WHAT THE TASK REQUIRES: Starting with the line that contains "table-row: Mar 17, 2024 09:34 PM Mar 23, 2024", copy the lines below unchanged, and stop after the line that contains "cell-actions (1031, 376, 1167, 429)".

GIVEN DATA:

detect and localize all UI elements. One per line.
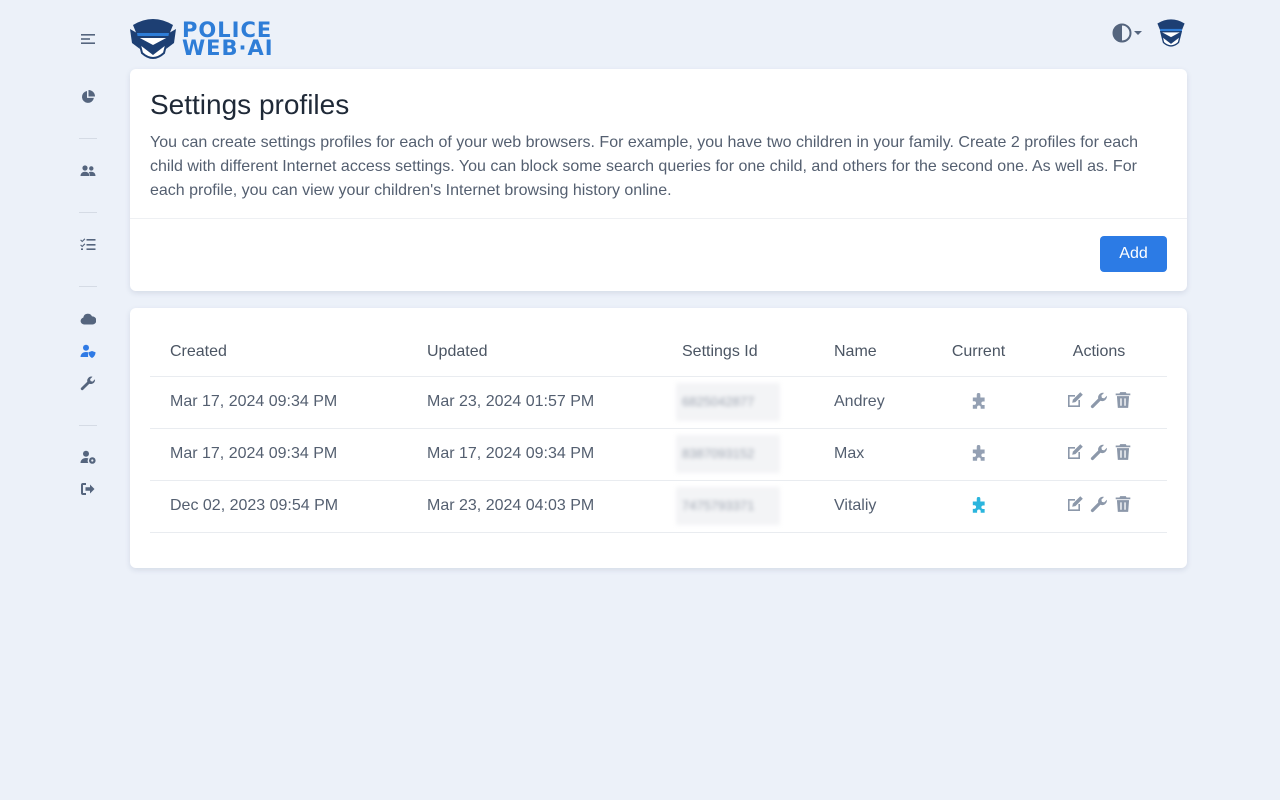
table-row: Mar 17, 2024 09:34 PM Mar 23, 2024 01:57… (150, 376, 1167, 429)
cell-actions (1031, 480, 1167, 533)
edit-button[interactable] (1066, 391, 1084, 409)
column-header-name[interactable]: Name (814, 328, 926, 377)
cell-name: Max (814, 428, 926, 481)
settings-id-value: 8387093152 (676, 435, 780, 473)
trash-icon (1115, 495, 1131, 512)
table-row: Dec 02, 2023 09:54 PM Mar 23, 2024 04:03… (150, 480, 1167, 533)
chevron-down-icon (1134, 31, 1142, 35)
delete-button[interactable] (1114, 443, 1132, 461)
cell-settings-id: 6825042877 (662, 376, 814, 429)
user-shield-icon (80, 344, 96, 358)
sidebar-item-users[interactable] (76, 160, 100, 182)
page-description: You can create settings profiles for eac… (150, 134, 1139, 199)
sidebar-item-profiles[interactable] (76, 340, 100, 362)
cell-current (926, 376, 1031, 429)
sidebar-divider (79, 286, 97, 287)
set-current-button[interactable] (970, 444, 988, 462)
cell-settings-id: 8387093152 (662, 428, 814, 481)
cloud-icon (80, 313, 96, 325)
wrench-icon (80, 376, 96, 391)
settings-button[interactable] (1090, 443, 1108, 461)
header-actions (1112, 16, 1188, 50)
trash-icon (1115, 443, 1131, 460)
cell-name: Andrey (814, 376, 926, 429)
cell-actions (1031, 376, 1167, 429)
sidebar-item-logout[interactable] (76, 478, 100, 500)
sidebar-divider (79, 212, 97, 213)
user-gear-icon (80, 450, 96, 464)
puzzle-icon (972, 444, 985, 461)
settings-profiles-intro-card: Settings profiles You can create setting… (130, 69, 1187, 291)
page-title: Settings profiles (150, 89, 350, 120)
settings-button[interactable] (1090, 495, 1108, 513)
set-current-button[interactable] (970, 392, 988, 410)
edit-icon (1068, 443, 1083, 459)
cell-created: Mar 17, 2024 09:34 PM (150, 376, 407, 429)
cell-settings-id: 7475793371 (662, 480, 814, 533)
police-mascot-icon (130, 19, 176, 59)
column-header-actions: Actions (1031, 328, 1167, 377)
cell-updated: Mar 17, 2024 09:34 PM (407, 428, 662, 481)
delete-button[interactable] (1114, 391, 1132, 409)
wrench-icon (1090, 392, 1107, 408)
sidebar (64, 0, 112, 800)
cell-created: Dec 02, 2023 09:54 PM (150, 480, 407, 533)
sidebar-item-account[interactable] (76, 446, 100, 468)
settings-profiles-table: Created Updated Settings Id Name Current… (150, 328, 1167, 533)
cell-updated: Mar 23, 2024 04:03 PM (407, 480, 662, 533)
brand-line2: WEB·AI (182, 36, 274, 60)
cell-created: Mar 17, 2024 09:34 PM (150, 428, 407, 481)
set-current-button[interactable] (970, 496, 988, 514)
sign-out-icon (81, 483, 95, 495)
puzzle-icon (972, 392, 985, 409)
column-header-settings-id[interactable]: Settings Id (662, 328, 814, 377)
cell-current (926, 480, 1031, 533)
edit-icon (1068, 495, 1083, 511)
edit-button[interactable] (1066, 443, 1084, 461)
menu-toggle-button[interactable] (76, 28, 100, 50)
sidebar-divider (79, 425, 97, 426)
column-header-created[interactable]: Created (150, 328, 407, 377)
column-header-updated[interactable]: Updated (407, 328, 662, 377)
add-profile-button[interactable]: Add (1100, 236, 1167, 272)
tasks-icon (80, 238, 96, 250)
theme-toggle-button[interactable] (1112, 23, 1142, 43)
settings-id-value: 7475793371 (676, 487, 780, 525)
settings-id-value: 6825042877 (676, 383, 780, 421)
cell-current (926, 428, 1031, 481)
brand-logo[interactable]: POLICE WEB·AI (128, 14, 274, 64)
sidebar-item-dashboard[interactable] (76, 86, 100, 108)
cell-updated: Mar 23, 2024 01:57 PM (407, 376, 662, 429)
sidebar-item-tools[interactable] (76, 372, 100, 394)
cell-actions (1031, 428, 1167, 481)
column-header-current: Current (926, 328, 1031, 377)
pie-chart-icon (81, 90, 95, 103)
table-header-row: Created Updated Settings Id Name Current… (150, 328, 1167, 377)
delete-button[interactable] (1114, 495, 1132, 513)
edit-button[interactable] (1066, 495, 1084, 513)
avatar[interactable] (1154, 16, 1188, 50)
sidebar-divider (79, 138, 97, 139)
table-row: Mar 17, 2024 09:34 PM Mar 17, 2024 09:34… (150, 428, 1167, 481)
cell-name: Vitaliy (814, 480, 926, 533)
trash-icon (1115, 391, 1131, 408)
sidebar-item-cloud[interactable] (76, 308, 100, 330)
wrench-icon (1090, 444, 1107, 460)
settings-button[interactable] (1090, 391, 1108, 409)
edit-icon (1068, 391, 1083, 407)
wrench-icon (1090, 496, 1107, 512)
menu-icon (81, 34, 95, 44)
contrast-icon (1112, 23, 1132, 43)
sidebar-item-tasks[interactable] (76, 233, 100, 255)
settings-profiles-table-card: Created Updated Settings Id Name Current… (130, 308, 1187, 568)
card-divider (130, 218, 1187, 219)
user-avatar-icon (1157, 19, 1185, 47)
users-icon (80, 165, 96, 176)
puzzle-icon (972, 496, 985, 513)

SOLUTION FOR THIS EXERCISE:
table-row: Mar 17, 2024 09:34 PM Mar 23, 2024 01:57… (150, 376, 1167, 429)
cell-actions (1031, 480, 1167, 533)
edit-button[interactable] (1066, 391, 1084, 409)
column-header-name[interactable]: Name (814, 328, 926, 377)
cell-name: Max (814, 428, 926, 481)
settings-id-value: 8387093152 (676, 435, 780, 473)
trash-icon (1115, 495, 1131, 512)
table-row: Dec 02, 2023 09:54 PM Mar 23, 2024 04:03… (150, 480, 1167, 533)
chevron-down-icon (1134, 31, 1142, 35)
delete-button[interactable] (1114, 443, 1132, 461)
cell-settings-id: 6825042877 (662, 376, 814, 429)
user-shield-icon (80, 344, 96, 358)
sidebar-item-users[interactable] (76, 160, 100, 182)
page-description: You can create settings profiles for eac… (150, 134, 1139, 199)
sidebar-item-profiles[interactable] (76, 340, 100, 362)
cell-current (926, 376, 1031, 429)
sidebar-divider (79, 286, 97, 287)
set-current-button[interactable] (970, 444, 988, 462)
cell-settings-id: 8387093152 (662, 428, 814, 481)
cloud-icon (80, 313, 96, 325)
wrench-icon (80, 376, 96, 391)
settings-button[interactable] (1090, 443, 1108, 461)
header-actions (1112, 16, 1188, 50)
trash-icon (1115, 443, 1131, 460)
cell-name: Andrey (814, 376, 926, 429)
cell-actions (1031, 376, 1167, 429)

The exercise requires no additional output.